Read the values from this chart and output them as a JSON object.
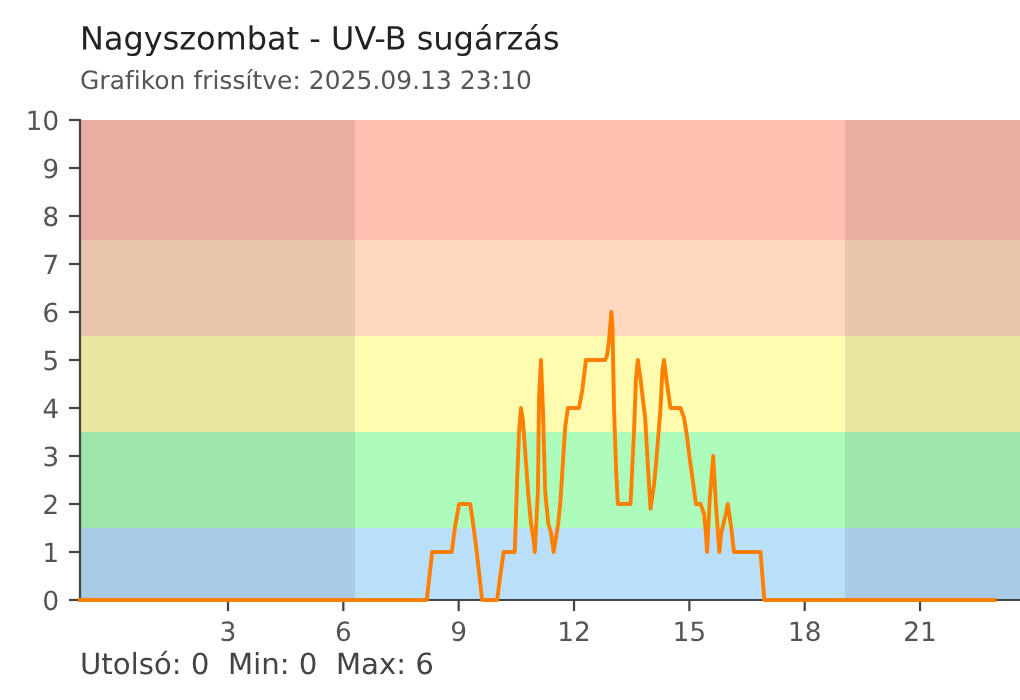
{
  "chart_data": {
    "type": "line",
    "title": "Nagyszombat - UV-B sugárzás",
    "subtitle": "Grafikon frissítve: 2025.09.13 23:10",
    "annotations": [
      "Utolsó: 0  Min: 0  Max: 6"
    ],
    "xlim": [
      -0.85,
      23.6
    ],
    "xticks": [
      3,
      6,
      9,
      12,
      15,
      18,
      21
    ],
    "ylim": [
      0,
      10
    ],
    "yticks": [
      0,
      1,
      2,
      3,
      4,
      5,
      6,
      7,
      8,
      9,
      10
    ],
    "grid": false,
    "legend": false,
    "marker": "none",
    "line_style": "solid",
    "bands": [
      {
        "axis": "y",
        "from": 0,
        "to": 1.5,
        "color": "#b9dffa"
      },
      {
        "axis": "y",
        "from": 1.5,
        "to": 3.5,
        "color": "#adfcbc"
      },
      {
        "axis": "y",
        "from": 3.5,
        "to": 5.5,
        "color": "#fffcb0"
      },
      {
        "axis": "y",
        "from": 5.5,
        "to": 7.5,
        "color": "#ffd8bd"
      },
      {
        "axis": "y",
        "from": 7.5,
        "to": 10,
        "color": "#ffbfb0"
      },
      {
        "axis": "x",
        "from": -0.85,
        "to": 6.3,
        "color": "#1a1a1a"
      },
      {
        "axis": "x",
        "from": 19.05,
        "to": 23.6,
        "color": "#1a1a1a"
      }
    ],
    "series": [
      {
        "color": "#ff8000",
        "x": [
          -0.85,
          8.17,
          8.31,
          8.82,
          8.9,
          9.01,
          9.3,
          9.39,
          9.47,
          9.61,
          10.0,
          10.08,
          10.17,
          10.46,
          10.52,
          10.57,
          10.62,
          10.67,
          10.81,
          10.88,
          10.95,
          10.98,
          11.06,
          11.09,
          11.14,
          11.19,
          11.25,
          11.33,
          11.4,
          11.47,
          11.59,
          11.65,
          11.77,
          11.84,
          12.13,
          12.22,
          12.31,
          12.81,
          12.86,
          12.91,
          12.97,
          13.0,
          13.04,
          13.1,
          13.14,
          13.47,
          13.56,
          13.61,
          13.66,
          13.73,
          13.78,
          13.85,
          13.9,
          13.95,
          13.99,
          14.08,
          14.13,
          14.2,
          14.25,
          14.3,
          14.34,
          14.42,
          14.51,
          14.77,
          14.86,
          14.94,
          15.0,
          15.07,
          15.12,
          15.17,
          15.29,
          15.38,
          15.43,
          15.46,
          15.53,
          15.62,
          15.69,
          15.78,
          15.83,
          15.95,
          16.0,
          16.09,
          16.16,
          16.85,
          16.95,
          22.94
        ],
        "values": [
          0,
          0,
          1,
          1,
          1.5,
          2,
          2,
          1.5,
          1,
          0,
          0,
          0.5,
          1,
          1,
          2.5,
          3.5,
          4,
          3.75,
          2.2,
          1.6,
          1.25,
          1,
          2.25,
          4.2,
          5,
          4,
          2.25,
          1.6,
          1.4,
          1,
          1.6,
          2.1,
          3.6,
          4,
          4,
          4.4,
          5,
          5,
          5.1,
          5.4,
          6,
          5.7,
          4,
          2.6,
          2,
          2,
          3.5,
          4.6,
          5,
          4.6,
          4.25,
          3.8,
          3.1,
          2.4,
          1.9,
          2.4,
          2.8,
          3.5,
          4,
          4.8,
          5,
          4.5,
          4,
          4,
          3.8,
          3.4,
          3,
          2.6,
          2.3,
          2,
          2,
          1.8,
          1.4,
          1,
          2.1,
          3,
          2,
          1,
          1.4,
          1.8,
          2,
          1.5,
          1,
          1,
          0,
          0
        ]
      }
    ]
  }
}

★ ★ ★ ★ ★ ★ ★

Task details:
Filter the entries above down to the lines containing the word "color".

Reply:
        "color": "#b9dffa"
        "color": "#adfcbc"
        "color": "#fffcb0"
        "color": "#ffd8bd"
        "color": "#ffbfb0"
        "color": "#1a1a1a"
        "color": "#1a1a1a"
        "color": "#ff8000",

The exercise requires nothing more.